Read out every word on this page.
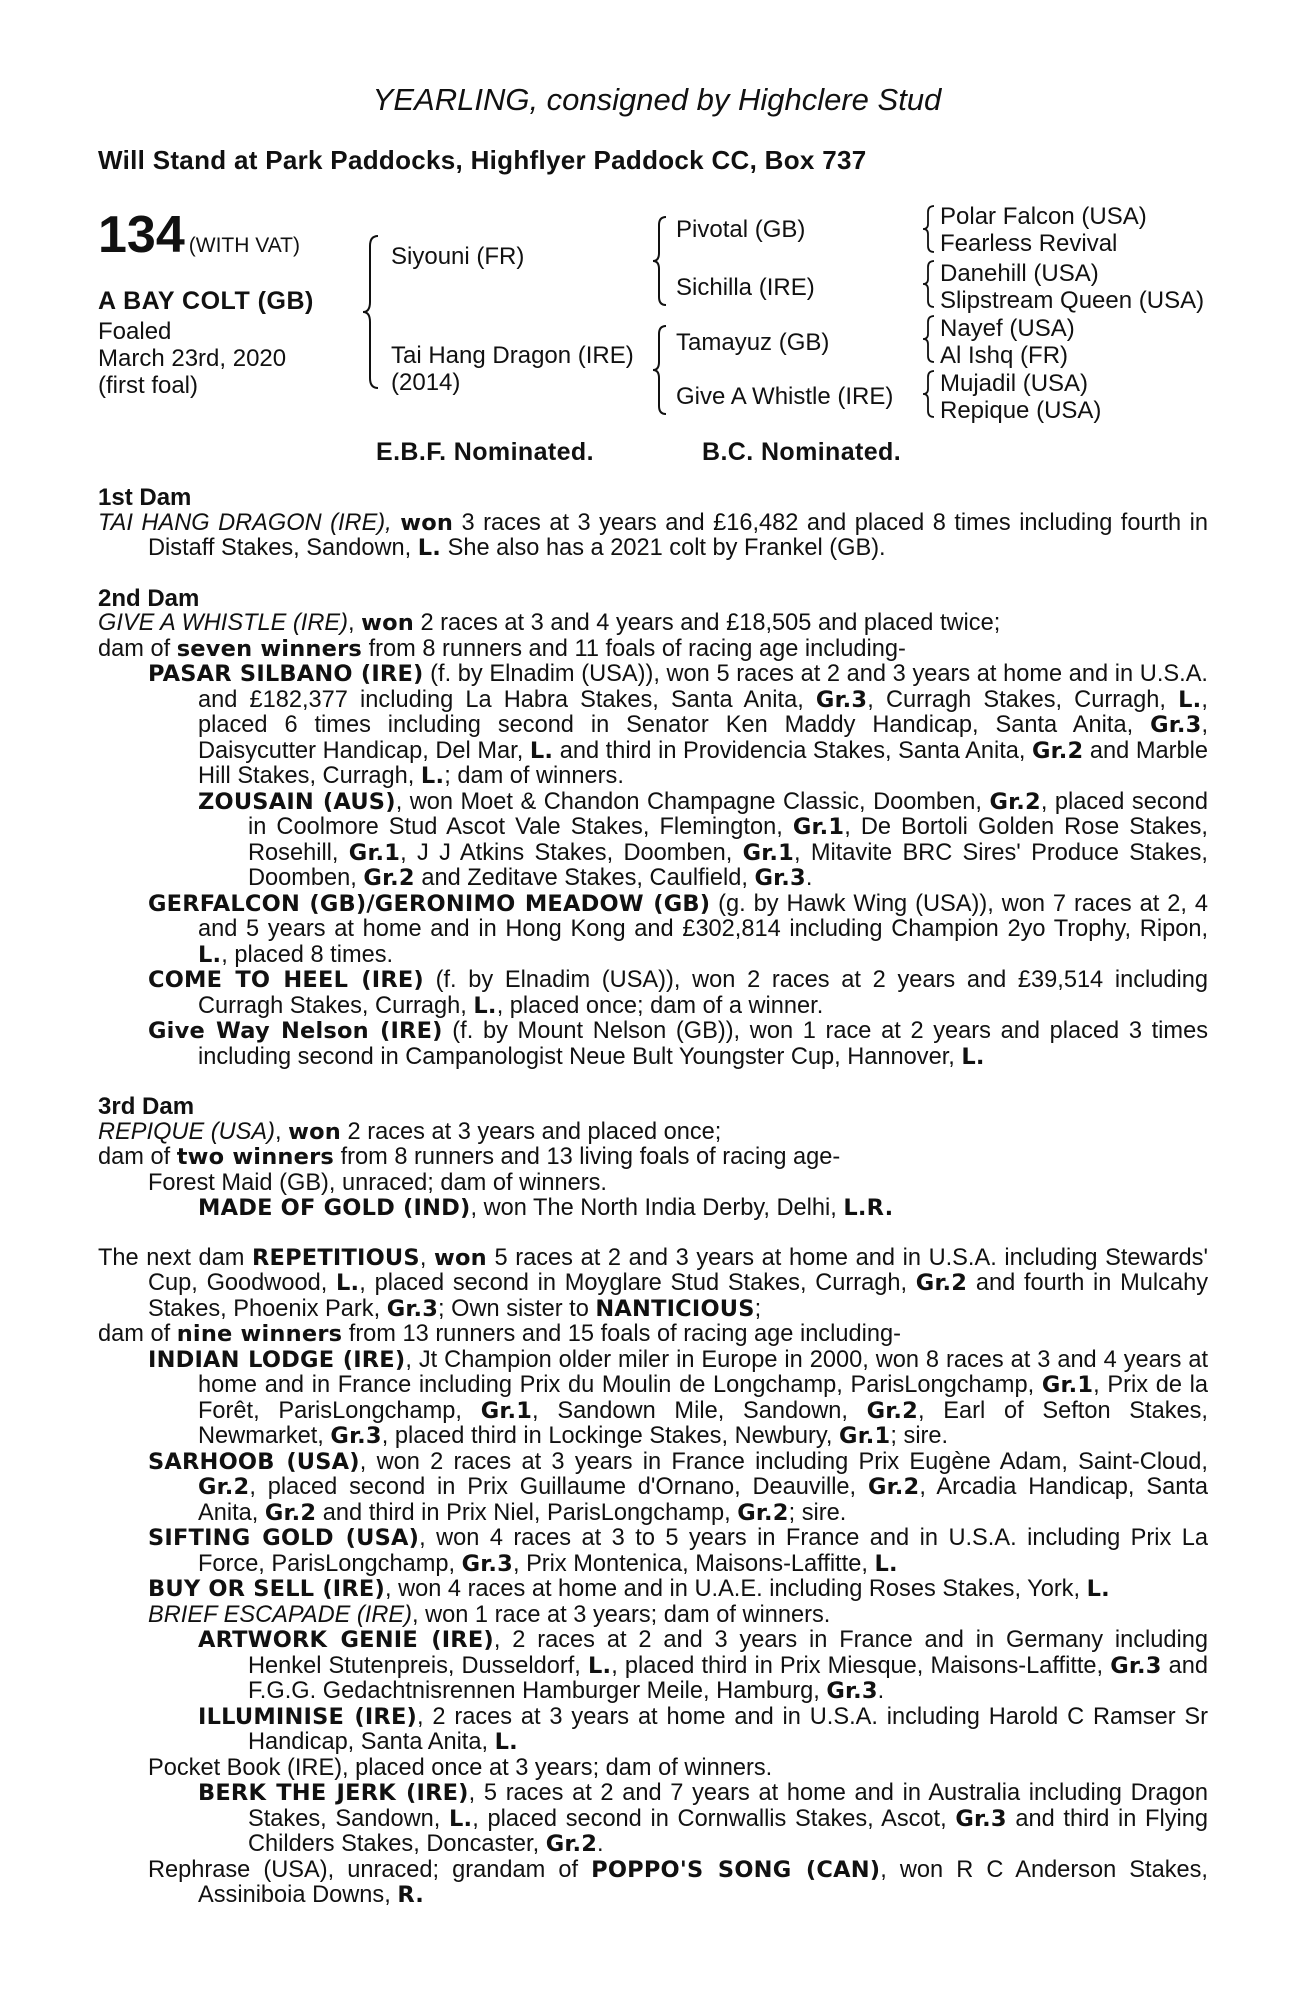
YEARLING, consigned by Highclere Stud
Will Stand at Park Paddocks, Highflyer Paddock CC, Box 737
134 (WITH VAT)
A BAY COLT (GB)
Foaled
March 23rd, 2020
(first foal)
Siyouni (FR)
Tai Hang Dragon (IRE)
(2014)
Pivotal (GB)
Sichilla (IRE)
Tamayuz (GB)
Give A Whistle (IRE)
Polar Falcon (USA)
Fearless Revival
Danehill (USA)
Slipstream Queen (USA)
Nayef (USA)
Al Ishq (FR)
Mujadil (USA)
Repique (USA)
E.B.F. Nominated.	B.C. Nominated.
1st Dam
TAI HANG DRAGON (IRE), won 3 races at 3 years and £16,482 and placed 8 times including fourth in Distaff Stakes, Sandown, L. She also has a 2021 colt by Frankel (GB).
2nd Dam
GIVE A WHISTLE (IRE), won 2 races at 3 and 4 years and £18,505 and placed twice;
dam of seven winners from 8 runners and 11 foals of racing age including-
PASAR SILBANO (IRE) (f. by Elnadim (USA)), won 5 races at 2 and 3 years at home and in U.S.A. and £182,377 including La Habra Stakes, Santa Anita, Gr.3, Curragh Stakes, Curragh, L., placed 6 times including second in Senator Ken Maddy Handicap, Santa Anita, Gr.3, Daisycutter Handicap, Del Mar, L. and third in Providencia Stakes, Santa Anita, Gr.2 and Marble Hill Stakes, Curragh, L.; dam of winners.
ZOUSAIN (AUS), won Moet & Chandon Champagne Classic, Doomben, Gr.2, placed second in Coolmore Stud Ascot Vale Stakes, Flemington, Gr.1, De Bortoli Golden Rose Stakes, Rosehill, Gr.1, J J Atkins Stakes, Doomben, Gr.1, Mitavite BRC Sires' Produce Stakes, Doomben, Gr.2 and Zeditave Stakes, Caulfield, Gr.3.
GERFALCON (GB)/GERONIMO MEADOW (GB) (g. by Hawk Wing (USA)), won 7 races at 2, 4 and 5 years at home and in Hong Kong and £302,814 including Champion 2yo Trophy, Ripon, L., placed 8 times.
COME TO HEEL (IRE) (f. by Elnadim (USA)), won 2 races at 2 years and £39,514 including Curragh Stakes, Curragh, L., placed once; dam of a winner.
Give Way Nelson (IRE) (f. by Mount Nelson (GB)), won 1 race at 2 years and placed 3 times including second in Campanologist Neue Bult Youngster Cup, Hannover, L.
3rd Dam
REPIQUE (USA), won 2 races at 3 years and placed once;
dam of two winners from 8 runners and 13 living foals of racing age-
Forest Maid (GB), unraced; dam of winners.
MADE OF GOLD (IND), won The North India Derby, Delhi, L.R.
The next dam REPETITIOUS, won 5 races at 2 and 3 years at home and in U.S.A. including Stewards' Cup, Goodwood, L., placed second in Moyglare Stud Stakes, Curragh, Gr.2 and fourth in Mulcahy Stakes, Phoenix Park, Gr.3; Own sister to NANTICIOUS;
dam of nine winners from 13 runners and 15 foals of racing age including-
INDIAN LODGE (IRE), Jt Champion older miler in Europe in 2000, won 8 races at 3 and 4 years at home and in France including Prix du Moulin de Longchamp, ParisLongchamp, Gr.1, Prix de la Forêt, ParisLongchamp, Gr.1, Sandown Mile, Sandown, Gr.2, Earl of Sefton Stakes, Newmarket, Gr.3, placed third in Lockinge Stakes, Newbury, Gr.1; sire.
SARHOOB (USA), won 2 races at 3 years in France including Prix Eugène Adam, Saint-Cloud, Gr.2, placed second in Prix Guillaume d'Ornano, Deauville, Gr.2, Arcadia Handicap, Santa Anita, Gr.2 and third in Prix Niel, ParisLongchamp, Gr.2; sire.
SIFTING GOLD (USA), won 4 races at 3 to 5 years in France and in U.S.A. including Prix La Force, ParisLongchamp, Gr.3, Prix Montenica, Maisons-Laffitte, L.
BUY OR SELL (IRE), won 4 races at home and in U.A.E. including Roses Stakes, York, L.
BRIEF ESCAPADE (IRE), won 1 race at 3 years; dam of winners.
ARTWORK GENIE (IRE), 2 races at 2 and 3 years in France and in Germany including Henkel Stutenpreis, Dusseldorf, L., placed third in Prix Miesque, Maisons-Laffitte, Gr.3 and F.G.G. Gedachtnisrennen Hamburger Meile, Hamburg, Gr.3.
ILLUMINISE (IRE), 2 races at 3 years at home and in U.S.A. including Harold C Ramser Sr Handicap, Santa Anita, L.
Pocket Book (IRE), placed once at 3 years; dam of winners.
BERK THE JERK (IRE), 5 races at 2 and 7 years at home and in Australia including Dragon Stakes, Sandown, L., placed second in Cornwallis Stakes, Ascot, Gr.3 and third in Flying Childers Stakes, Doncaster, Gr.2.
Rephrase (USA), unraced; grandam of POPPO'S SONG (CAN), won R C Anderson Stakes, Assiniboia Downs, R.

• GIVEN EXERCISE
Report the count of lines in the entries that contain the string "Maisons", and nothing besides it.

• TASK RESULT
2